• WHAT IS NEEDED: Which lines in the material below contain the word "this"? Copy each of them.
┄┄┄┄┄┄
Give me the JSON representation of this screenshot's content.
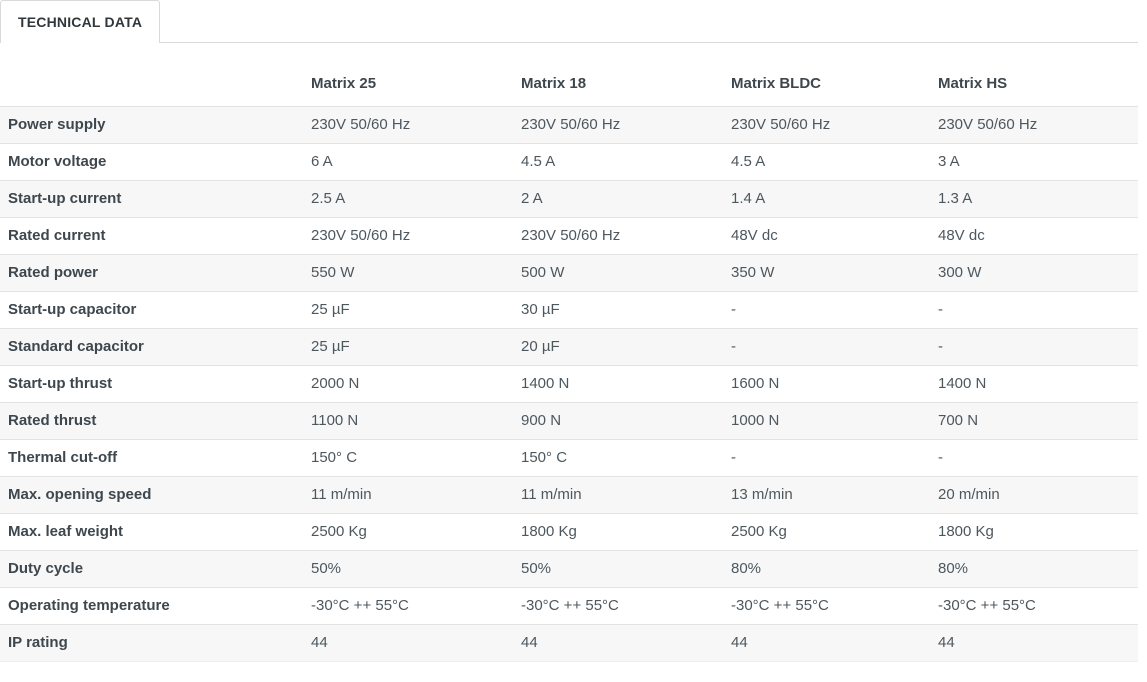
{
  "tab": {
    "label": "TECHNICAL DATA"
  },
  "table": {
    "columns": [
      "Matrix 25",
      "Matrix 18",
      "Matrix BLDC",
      "Matrix HS"
    ],
    "rows": [
      {
        "label": "Power supply",
        "values": [
          "230V 50/60 Hz",
          "230V 50/60 Hz",
          "230V 50/60 Hz",
          "230V 50/60 Hz"
        ]
      },
      {
        "label": "Motor voltage",
        "values": [
          "6 A",
          "4.5 A",
          "4.5 A",
          "3 A"
        ]
      },
      {
        "label": "Start-up current",
        "values": [
          "2.5 A",
          "2 A",
          "1.4 A",
          "1.3 A"
        ]
      },
      {
        "label": "Rated current",
        "values": [
          "230V 50/60 Hz",
          "230V 50/60 Hz",
          "48V dc",
          "48V dc"
        ]
      },
      {
        "label": "Rated power",
        "values": [
          "550 W",
          "500 W",
          "350 W",
          "300 W"
        ]
      },
      {
        "label": "Start-up capacitor",
        "values": [
          "25 µF",
          "30 µF",
          "-",
          "-"
        ]
      },
      {
        "label": "Standard capacitor",
        "values": [
          "25 µF",
          "20 µF",
          "-",
          "-"
        ]
      },
      {
        "label": "Start-up thrust",
        "values": [
          "2000 N",
          "1400 N",
          "1600 N",
          "1400 N"
        ]
      },
      {
        "label": "Rated thrust",
        "values": [
          "1100 N",
          "900 N",
          "1000 N",
          "700 N"
        ]
      },
      {
        "label": "Thermal cut-off",
        "values": [
          "150° C",
          "150° C",
          "-",
          "-"
        ]
      },
      {
        "label": "Max. opening speed",
        "values": [
          "11 m/min",
          "11 m/min",
          "13 m/min",
          "20 m/min"
        ]
      },
      {
        "label": "Max. leaf weight",
        "values": [
          "2500 Kg",
          "1800 Kg",
          "2500 Kg",
          "1800 Kg"
        ]
      },
      {
        "label": "Duty cycle",
        "values": [
          "50%",
          "50%",
          "80%",
          "80%"
        ]
      },
      {
        "label": "Operating temperature",
        "values": [
          "-30°C ++ 55°C",
          "-30°C ++ 55°C",
          "-30°C ++ 55°C",
          "-30°C ++ 55°C"
        ]
      },
      {
        "label": "IP rating",
        "values": [
          "44",
          "44",
          "44",
          "44"
        ]
      }
    ]
  },
  "colors": {
    "row_stripe": "#f7f7f7",
    "row_border": "#e2e2e2",
    "tab_border": "#d9d9d9",
    "heading_text": "#3e474d",
    "body_text": "#4d575e"
  }
}
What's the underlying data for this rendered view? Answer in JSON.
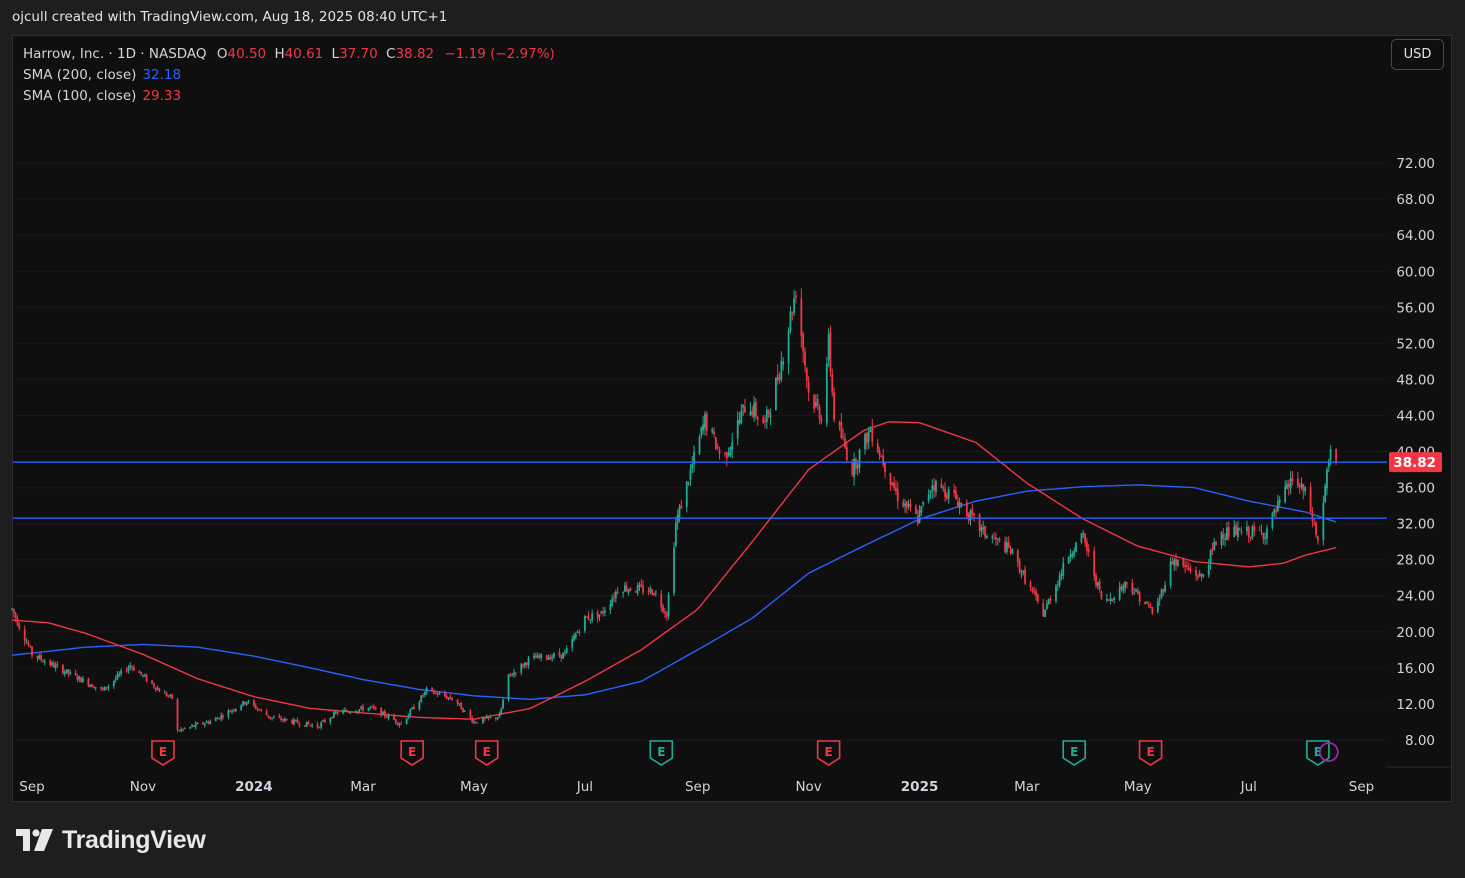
{
  "attribution": "ojcull created with TradingView.com, Aug 18, 2025 08:40 UTC+1",
  "brand": {
    "name": "TradingView"
  },
  "currency_button": "USD",
  "legend": {
    "symbol": "Harrow, Inc. · 1D · NASDAQ",
    "o_label": "O",
    "o_value": "40.50",
    "h_label": "H",
    "h_value": "40.61",
    "l_label": "L",
    "l_value": "37.70",
    "c_label": "C",
    "c_value": "38.82",
    "change": "−1.19 (−2.97%)",
    "sma200_label": "SMA (200, close)",
    "sma200_value": "32.18",
    "sma100_label": "SMA (100, close)",
    "sma100_value": "29.33"
  },
  "colors": {
    "up": "#22ab94",
    "down": "#f23645",
    "sma200": "#2962ff",
    "sma100": "#f23645",
    "hline": "#2962ff",
    "grid": "#2a2a2a",
    "axis_text": "#d1d4dc"
  },
  "chart_data": {
    "type": "candlestick",
    "interval": "1D",
    "exchange": "NASDAQ",
    "x_range": [
      "2023-08-21",
      "2025-09-15"
    ],
    "y_range": [
      5,
      79
    ],
    "y_ticks": [
      "8.00",
      "12.00",
      "16.00",
      "20.00",
      "24.00",
      "28.00",
      "32.00",
      "36.00",
      "40.00",
      "44.00",
      "48.00",
      "52.00",
      "56.00",
      "60.00",
      "64.00",
      "68.00",
      "72.00"
    ],
    "x_ticks": [
      {
        "label": "Sep",
        "date": "2023-09-01",
        "bold": false
      },
      {
        "label": "Nov",
        "date": "2023-11-01",
        "bold": false
      },
      {
        "label": "2024",
        "date": "2024-01-01",
        "bold": true
      },
      {
        "label": "Mar",
        "date": "2024-03-01",
        "bold": false
      },
      {
        "label": "May",
        "date": "2024-05-01",
        "bold": false
      },
      {
        "label": "Jul",
        "date": "2024-07-01",
        "bold": false
      },
      {
        "label": "Sep",
        "date": "2024-09-01",
        "bold": false
      },
      {
        "label": "Nov",
        "date": "2024-11-01",
        "bold": false
      },
      {
        "label": "2025",
        "date": "2025-01-01",
        "bold": true
      },
      {
        "label": "Mar",
        "date": "2025-03-01",
        "bold": false
      },
      {
        "label": "May",
        "date": "2025-05-01",
        "bold": false
      },
      {
        "label": "Jul",
        "date": "2025-07-01",
        "bold": false
      },
      {
        "label": "Sep",
        "date": "2025-09-01",
        "bold": false
      }
    ],
    "last_price": "38.82",
    "horizontal_lines": [
      38.82,
      32.6
    ],
    "price_path": [
      [
        "2023-08-21",
        22.5
      ],
      [
        "2023-09-01",
        17.5
      ],
      [
        "2023-09-20",
        15.5
      ],
      [
        "2023-10-10",
        13.5
      ],
      [
        "2023-10-25",
        16.3
      ],
      [
        "2023-11-10",
        13.5
      ],
      [
        "2023-11-18",
        12.5
      ],
      [
        "2023-11-20",
        9.0
      ],
      [
        "2023-12-10",
        10.2
      ],
      [
        "2023-12-28",
        12.3
      ],
      [
        "2024-01-10",
        10.5
      ],
      [
        "2024-02-05",
        9.5
      ],
      [
        "2024-02-15",
        11.0
      ],
      [
        "2024-03-05",
        11.6
      ],
      [
        "2024-03-22",
        9.8
      ],
      [
        "2024-04-05",
        13.5
      ],
      [
        "2024-04-20",
        12.5
      ],
      [
        "2024-05-01",
        10.0
      ],
      [
        "2024-05-15",
        10.6
      ],
      [
        "2024-05-20",
        15.0
      ],
      [
        "2024-06-01",
        17.0
      ],
      [
        "2024-06-20",
        17.5
      ],
      [
        "2024-07-01",
        21.5
      ],
      [
        "2024-07-10",
        22.0
      ],
      [
        "2024-07-20",
        25.0
      ],
      [
        "2024-08-08",
        24.5
      ],
      [
        "2024-08-15",
        22.0
      ],
      [
        "2024-08-20",
        32.0
      ],
      [
        "2024-09-05",
        43.5
      ],
      [
        "2024-09-15",
        39.0
      ],
      [
        "2024-09-28",
        45.5
      ],
      [
        "2024-10-08",
        43.0
      ],
      [
        "2024-10-16",
        49.0
      ],
      [
        "2024-10-25",
        58.0
      ],
      [
        "2024-11-01",
        46.5
      ],
      [
        "2024-11-08",
        44.0
      ],
      [
        "2024-11-12",
        52.0
      ],
      [
        "2024-11-15",
        44.0
      ],
      [
        "2024-11-25",
        38.0
      ],
      [
        "2024-12-05",
        42.5
      ],
      [
        "2024-12-20",
        35.0
      ],
      [
        "2024-12-31",
        32.5
      ],
      [
        "2025-01-08",
        36.5
      ],
      [
        "2025-01-20",
        35.0
      ],
      [
        "2025-02-05",
        31.0
      ],
      [
        "2025-02-20",
        29.0
      ],
      [
        "2025-03-10",
        22.0
      ],
      [
        "2025-03-25",
        29.0
      ],
      [
        "2025-04-01",
        30.5
      ],
      [
        "2025-04-12",
        23.0
      ],
      [
        "2025-04-25",
        25.5
      ],
      [
        "2025-05-10",
        22.0
      ],
      [
        "2025-05-20",
        28.0
      ],
      [
        "2025-06-05",
        26.0
      ],
      [
        "2025-06-15",
        31.0
      ],
      [
        "2025-06-25",
        31.0
      ],
      [
        "2025-07-10",
        31.0
      ],
      [
        "2025-07-25",
        37.0
      ],
      [
        "2025-08-02",
        35.0
      ],
      [
        "2025-08-08",
        30.0
      ],
      [
        "2025-08-12",
        36.0
      ],
      [
        "2025-08-15",
        40.0
      ],
      [
        "2025-08-18",
        38.82
      ]
    ],
    "sma100_path": [
      [
        "2023-08-21",
        21.3
      ],
      [
        "2023-09-10",
        21.0
      ],
      [
        "2023-10-01",
        19.8
      ],
      [
        "2023-11-01",
        17.5
      ],
      [
        "2023-12-01",
        14.8
      ],
      [
        "2024-01-01",
        12.8
      ],
      [
        "2024-02-01",
        11.5
      ],
      [
        "2024-03-01",
        11.0
      ],
      [
        "2024-04-01",
        10.5
      ],
      [
        "2024-05-01",
        10.3
      ],
      [
        "2024-06-01",
        11.5
      ],
      [
        "2024-07-01",
        14.5
      ],
      [
        "2024-08-01",
        18.0
      ],
      [
        "2024-09-01",
        22.5
      ],
      [
        "2024-10-01",
        30.0
      ],
      [
        "2024-11-01",
        38.0
      ],
      [
        "2024-12-01",
        42.3
      ],
      [
        "2024-12-15",
        43.3
      ],
      [
        "2025-01-01",
        43.2
      ],
      [
        "2025-02-01",
        41.0
      ],
      [
        "2025-03-01",
        36.5
      ],
      [
        "2025-04-01",
        32.5
      ],
      [
        "2025-05-01",
        29.5
      ],
      [
        "2025-06-01",
        27.8
      ],
      [
        "2025-07-01",
        27.2
      ],
      [
        "2025-07-20",
        27.6
      ],
      [
        "2025-08-01",
        28.5
      ],
      [
        "2025-08-18",
        29.33
      ]
    ],
    "sma200_path": [
      [
        "2023-08-21",
        17.4
      ],
      [
        "2023-10-01",
        18.3
      ],
      [
        "2023-11-01",
        18.6
      ],
      [
        "2023-12-01",
        18.3
      ],
      [
        "2024-01-01",
        17.3
      ],
      [
        "2024-02-01",
        16.0
      ],
      [
        "2024-03-01",
        14.7
      ],
      [
        "2024-04-01",
        13.6
      ],
      [
        "2024-05-01",
        12.9
      ],
      [
        "2024-06-01",
        12.5
      ],
      [
        "2024-07-01",
        13.0
      ],
      [
        "2024-08-01",
        14.5
      ],
      [
        "2024-09-01",
        18.0
      ],
      [
        "2024-10-01",
        21.5
      ],
      [
        "2024-11-01",
        26.5
      ],
      [
        "2024-12-01",
        29.5
      ],
      [
        "2025-01-01",
        32.5
      ],
      [
        "2025-02-01",
        34.5
      ],
      [
        "2025-03-01",
        35.6
      ],
      [
        "2025-04-01",
        36.1
      ],
      [
        "2025-05-01",
        36.3
      ],
      [
        "2025-06-01",
        36.0
      ],
      [
        "2025-07-01",
        34.5
      ],
      [
        "2025-08-01",
        33.3
      ],
      [
        "2025-08-18",
        32.18
      ]
    ],
    "earnings_markers": [
      {
        "date": "2023-11-12",
        "color": "down",
        "label": "E"
      },
      {
        "date": "2024-03-28",
        "color": "down",
        "label": "E"
      },
      {
        "date": "2024-05-08",
        "color": "down",
        "label": "E"
      },
      {
        "date": "2024-08-12",
        "color": "up",
        "label": "E"
      },
      {
        "date": "2024-11-12",
        "color": "down",
        "label": "E"
      },
      {
        "date": "2025-03-27",
        "color": "up",
        "label": "E"
      },
      {
        "date": "2025-05-08",
        "color": "down",
        "label": "E"
      },
      {
        "date": "2025-08-08",
        "color": "up",
        "label": "E"
      },
      {
        "date": "2025-08-14",
        "color": "purple",
        "label": "",
        "upcoming": true
      }
    ]
  }
}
┄┄┄┄┄┄
• RESPONSE:
Give me the JSON representation of this screenshot's content.
What's the underlying data for this rendered view? Answer in JSON.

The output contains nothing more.